**Brief:**
Copy each record exactly as it reads, leaving out any pictures it holds.

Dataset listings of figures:
/---
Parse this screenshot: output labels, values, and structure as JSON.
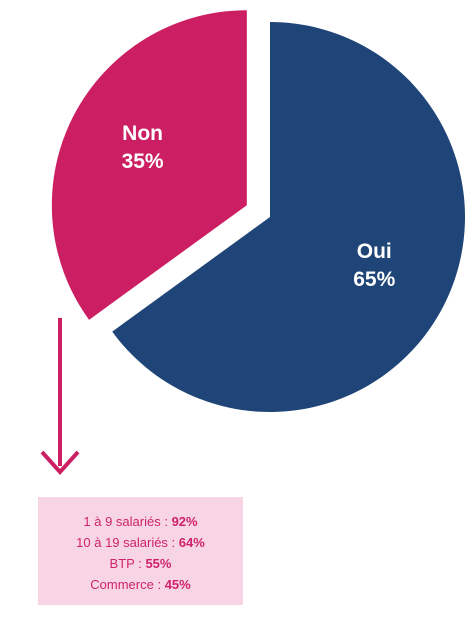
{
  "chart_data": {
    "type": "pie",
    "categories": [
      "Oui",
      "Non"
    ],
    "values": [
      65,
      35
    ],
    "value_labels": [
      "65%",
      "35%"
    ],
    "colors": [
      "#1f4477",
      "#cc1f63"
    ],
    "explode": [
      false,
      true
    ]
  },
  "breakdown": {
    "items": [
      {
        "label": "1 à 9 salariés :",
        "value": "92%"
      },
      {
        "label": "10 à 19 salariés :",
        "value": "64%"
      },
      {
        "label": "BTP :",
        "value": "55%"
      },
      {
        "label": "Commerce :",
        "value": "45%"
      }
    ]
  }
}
\---
**The reply:**
Parse this screenshot: output labels, values, and structure as JSON.
{
  "chart_data": {
    "type": "pie",
    "categories": [
      "Oui",
      "Non"
    ],
    "values": [
      65,
      35
    ],
    "value_labels": [
      "65%",
      "35%"
    ],
    "colors": [
      "#1f4477",
      "#cc1f63"
    ],
    "explode": [
      false,
      true
    ]
  },
  "breakdown": {
    "items": [
      {
        "label": "1 à 9 salariés :",
        "value": "92%"
      },
      {
        "label": "10 à 19 salariés :",
        "value": "64%"
      },
      {
        "label": "BTP :",
        "value": "55%"
      },
      {
        "label": "Commerce :",
        "value": "45%"
      }
    ]
  }
}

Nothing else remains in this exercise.